>> BEGIN

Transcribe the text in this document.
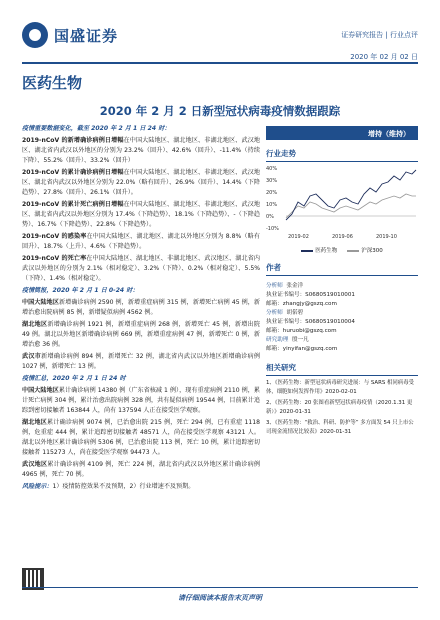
国盛证券	证券研究报告 | 行业点评
2020 年 02 月 02 日
医药生物
2020 年 2 月 2 日新型冠状病毒疫情数据跟踪

疫情重要数据变化，截至 2020 年 2 月 1 日 24 时：

2019-nCoV 的新增确诊病例日增幅在中国大陆地区、湖北地区、非湖北地区、武汉地区、湖北省内武汉以外地区的分别为 23.2%（回升）、42.6%（回升）、-11.4%（持续下降）、55.2%（回升）、33.2%（回升）

2019-nCoV 的累计确诊病例日增幅在中国大陆地区、湖北地区、非湖北地区、武汉地区、湖北省内武汉以外地区分别为 22.0%（略有回升）、26.9%（回升）、14.4%（下降趋势）、27.8%（回升）、26.1%（回升）。

2019-nCoV 的累计死亡病例日增幅在中国大陆地区、湖北地区、非湖北地区、武汉地区、湖北省内武汉以外地区分别为 17.4%（下降趋势）、18.1%（下降趋势）、-（下降趋势）、16.7%（下降趋势）、22.8%（下降趋势）。

2019-nCoV 的感染率在中国大陆地区、湖北地区、湖北以外地区分别为 8.8%（略有回升）、18.7%（上升）、4.6%（下降趋势）。

2019-nCoV 的死亡率在中国大陆地区、湖北地区、非湖北地区、武汉地区、湖北省内武汉以外地区的分别为 2.1%（相对稳定）、3.2%（下降）、0.2%（相对稳定）、5.5%（下降）、1.4%（相对稳定）。

疫情简报，2020 年 2 月 1 日 0-24 时：

中国大陆地区新增确诊病例 2590 例，新增重症病例 315 例，新增死亡病例 45 例，新增治愈出院病例 85 例，新增疑似病例 4562 例。

湖北地区新增确诊病例 1921 例，新增重症病例 268 例，新增死亡 45 例，新增出院 49 例。湖北以外地区新增确诊病例 669 例，新增重症病例 47 例，新增死亡 0 例，新增治愈 36 例。

武汉市新增确诊病例 894 例，新增死亡 32 例，湖北省内武汉以外地区新增确诊病例 1027 例，新增死亡 13 例。

疫情汇总，2020 年 2 月 1 日 24 时

中国大陆地区累计确诊病例 14380 例（广东省核减 1 例），现有重症病例 2110 例，累计死亡病例 304 例，累计治愈出院病例 328 例，共有疑似病例 19544 例，目前累计追踪到密切接触者 163844 人，尚有 137594 人正在接受医学观察。

湖北地区累计确诊病例 9074 例，已治愈出院 215 例，死亡 294 例，已有重症 1118 例，危重症 444 例，累计追踪密切接触者 48571 人，尚在接受医学观察 43121 人。湖北以外地区累计确诊病例 5306 例，已治愈出院 113 例，死亡 10 例，累计追踪密切接触者 115273 人，尚在接受医学观察 94473 人。

武汉地区累计确诊病例 4109 例，死亡 224 例，湖北省内武汉以外地区累计确诊病例 4965 例，死亡 70 例。

风险提示：1）疫情防控效果不及预期，2）行业增速不及预期。

增持（维持）
行业走势
40%
30%
20%
10%
0%
-10%
2019-02	2019-06	2019-10
医药生物	沪深300
作者
分析师 张金洋
执业证书编号：S0680519010001
邮箱：zhangjy@gszq.com
分析师 胡偌碧
执业证书编号：S0680519010004
邮箱：huruobi@gszq.com
研究助理 殷一凡
邮箱：yinyifan@gszq.com
相关研究

1、《医药生物：新型冠状病毒研究进展：与 SARS 相同病毒受体，细胞如何发挥作用》2020-02-01

2、《医药生物：20 张图看新型冠状病毒疫情（2020.1.31 更新）》2020-01-31

3、《医药生物：“救治、科研、防护等” 多方面发 54 只上市公司现金流情况比较表》2020-01-31

请仔细阅读本报告末页声明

>> END

What you will do.
With the pictures left out, transcribe the material exactly.

Result of the exercise.
Transcribe the text in this document.
国盛证券	证券研究报告 | 行业点评
2020 年 02 月 02 日
医药生物
2020 年 2 月 2 日新型冠状病毒疫情数据跟踪

疫情重要数据变化，截至 2020 年 2 月 1 日 24 时：

2019-nCoV 的新增确诊病例日增幅在中国大陆地区、湖北地区、非湖北地区、武汉地区、湖北省内武汉以外地区的分别为 23.2%（回升）、42.6%（回升）、-11.4%（持续下降）、55.2%（回升）、33.2%（回升）

2019-nCoV 的累计确诊病例日增幅在中国大陆地区、湖北地区、非湖北地区、武汉地区、湖北省内武汉以外地区分别为 22.0%（略有回升）、26.9%（回升）、14.4%（下降趋势）、27.8%（回升）、26.1%（回升）。

2019-nCoV 的累计死亡病例日增幅在中国大陆地区、湖北地区、非湖北地区、武汉地区、湖北省内武汉以外地区分别为 17.4%（下降趋势）、18.1%（下降趋势）、-（下降趋势）、16.7%（下降趋势）、22.8%（下降趋势）。

2019-nCoV 的感染率在中国大陆地区、湖北地区、湖北以外地区分别为 8.8%（略有回升）、18.7%（上升）、4.6%（下降趋势）。

2019-nCoV 的死亡率在中国大陆地区、湖北地区、非湖北地区、武汉地区、湖北省内武汉以外地区的分别为 2.1%（相对稳定）、3.2%（下降）、0.2%（相对稳定）、5.5%（下降）、1.4%（相对稳定）。

疫情简报，2020 年 2 月 1 日 0-24 时：

中国大陆地区新增确诊病例 2590 例，新增重症病例 315 例，新增死亡病例 45 例，新增治愈出院病例 85 例，新增疑似病例 4562 例。

湖北地区新增确诊病例 1921 例，新增重症病例 268 例，新增死亡 45 例，新增出院 49 例。湖北以外地区新增确诊病例 669 例，新增重症病例 47 例，新增死亡 0 例，新增治愈 36 例。

武汉市新增确诊病例 894 例，新增死亡 32 例，湖北省内武汉以外地区新增确诊病例 1027 例，新增死亡 13 例。

疫情汇总，2020 年 2 月 1 日 24 时

中国大陆地区累计确诊病例 14380 例（广东省核减 1 例），现有重症病例 2110 例，累计死亡病例 304 例，累计治愈出院病例 328 例，共有疑似病例 19544 例，目前累计追踪到密切接触者 163844 人，尚有 137594 人正在接受医学观察。

湖北地区累计确诊病例 9074 例，已治愈出院 215 例，死亡 294 例，已有重症 1118 例，危重症 444 例，累计追踪密切接触者 48571 人，尚在接受医学观察 43121 人。湖北以外地区累计确诊病例 5306 例，已治愈出院 113 例，死亡 10 例，累计追踪密切接触者 115273 人，尚在接受医学观察 94473 人。

武汉地区累计确诊病例 4109 例，死亡 224 例，湖北省内武汉以外地区累计确诊病例 4965 例，死亡 70 例。

风险提示：1）疫情防控效果不及预期，2）行业增速不及预期。

增持（维持）
行业走势
40%
30%
20%
10%
0%
-10%
2019-02	2019-06	2019-10
医药生物	沪深300
作者
分析师 张金洋
执业证书编号：S0680519010001
邮箱：zhangjy@gszq.com
分析师 胡偌碧
执业证书编号：S0680519010004
邮箱：huruobi@gszq.com
研究助理 殷一凡
邮箱：yinyifan@gszq.com
相关研究

1、《医药生物：新型冠状病毒研究进展：与 SARS 相同病毒受体，细胞如何发挥作用》2020-02-01

2、《医药生物：20 张图看新型冠状病毒疫情（2020.1.31 更新）》2020-01-31

3、《医药生物：“救治、科研、防护等” 多方面发 54 只上市公司现金流情况比较表》2020-01-31

请仔细阅读本报告末页声明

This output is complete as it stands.